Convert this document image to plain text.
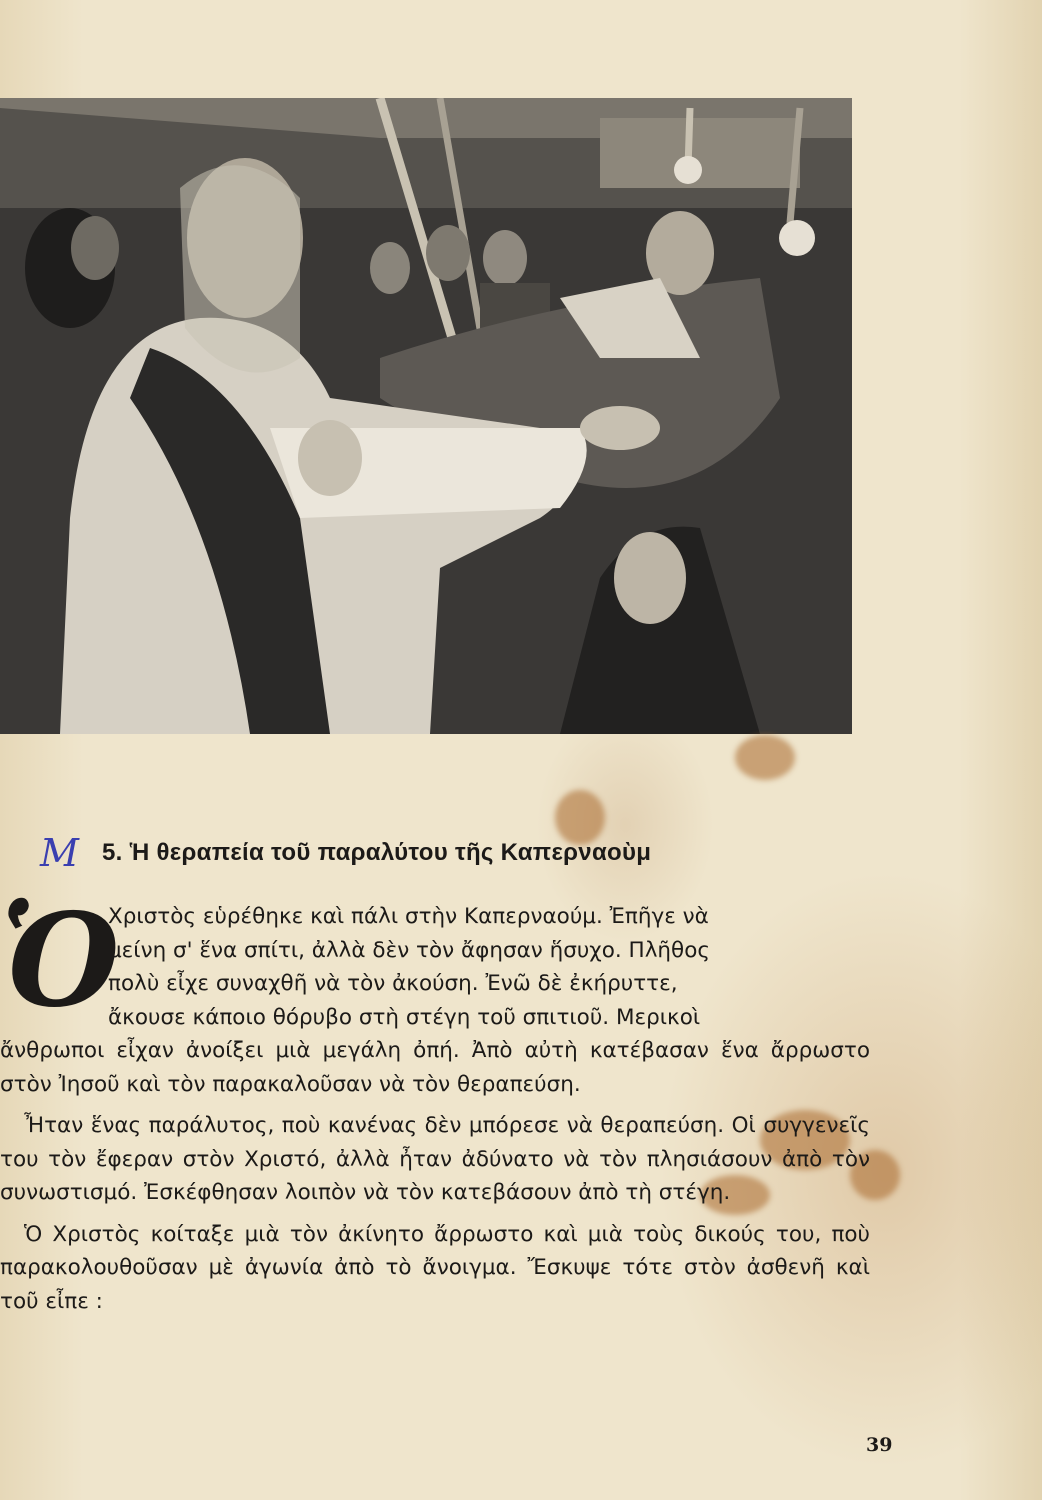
Μ 5. Ἡ θεραπεία τοῦ παραλύτου τῆς Καπερναοὺμ
Ὁ
Χριστὸς εὑρέθηκε καὶ πάλι στὴν Καπερναούμ. Ἐπῆγε νὰ
μείνη σ' ἕνα σπίτι, ἀλλὰ δὲν τὸν ἄφησαν ἥσυχο. Πλῆθος
πολὺ εἶχε συναχθῆ νὰ τὸν ἀκούση. Ἐνῶ δὲ ἐκήρυττε,
ἄκουσε κάποιο θόρυβο στὴ στέγη τοῦ σπιτιοῦ. Μερικοὶ

ἄνθρωποι εἶχαν ἀνοίξει μιὰ μεγάλη ὀπή. Ἀπὸ αὐτὴ κατέβασαν ἕνα ἄρρωστο στὸν Ἰησοῦ καὶ τὸν παρακαλοῦσαν νὰ τὸν θεραπεύση.

Ἦταν ἕνας παράλυτος, ποὺ κανένας δὲν μπόρεσε νὰ θεραπεύση. Οἱ συγγενεῖς του τὸν ἔφεραν στὸν Χριστό, ἀλλὰ ἦταν ἀδύνατο νὰ τὸν πλησιάσουν ἀπὸ τὸν συνωστισμό. Ἐσκέφθησαν λοιπὸν νὰ τὸν κατεβάσουν ἀπὸ τὴ στέγη.

Ὁ Χριστὸς κοίταξε μιὰ τὸν ἀκίνητο ἄρρωστο καὶ μιὰ τοὺς δικούς του, ποὺ παρακολουθοῦσαν μὲ ἀγωνία ἀπὸ τὸ ἄνοιγμα. Ἔσκυψε τότε στὸν ἀσθενῆ καὶ τοῦ εἶπε :

39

•••••

What the task requires -
Extract all lines of the records above that include "θεραπεύση".

Finished exercise -
ἄνθρωποι εἶχαν ἀνοίξει μιὰ μεγάλη ὀπή. Ἀπὸ αὐτὴ κατέβασαν ἕνα ἄρρωστο στὸν Ἰησοῦ καὶ τὸν παρακαλοῦσαν νὰ τὸν θεραπεύση.
Ἦταν ἕνας παράλυτος, ποὺ κανένας δὲν μπόρεσε νὰ θεραπεύση. Οἱ συγγενεῖς του τὸν ἔφεραν στὸν Χριστό, ἀλλὰ ἦταν ἀδύνατο νὰ τὸν πλησιάσουν ἀπὸ τὸν συνωστισμό. Ἐσκέφθησαν λοιπὸν νὰ τὸν κατεβάσουν ἀπὸ τὴ στέγη.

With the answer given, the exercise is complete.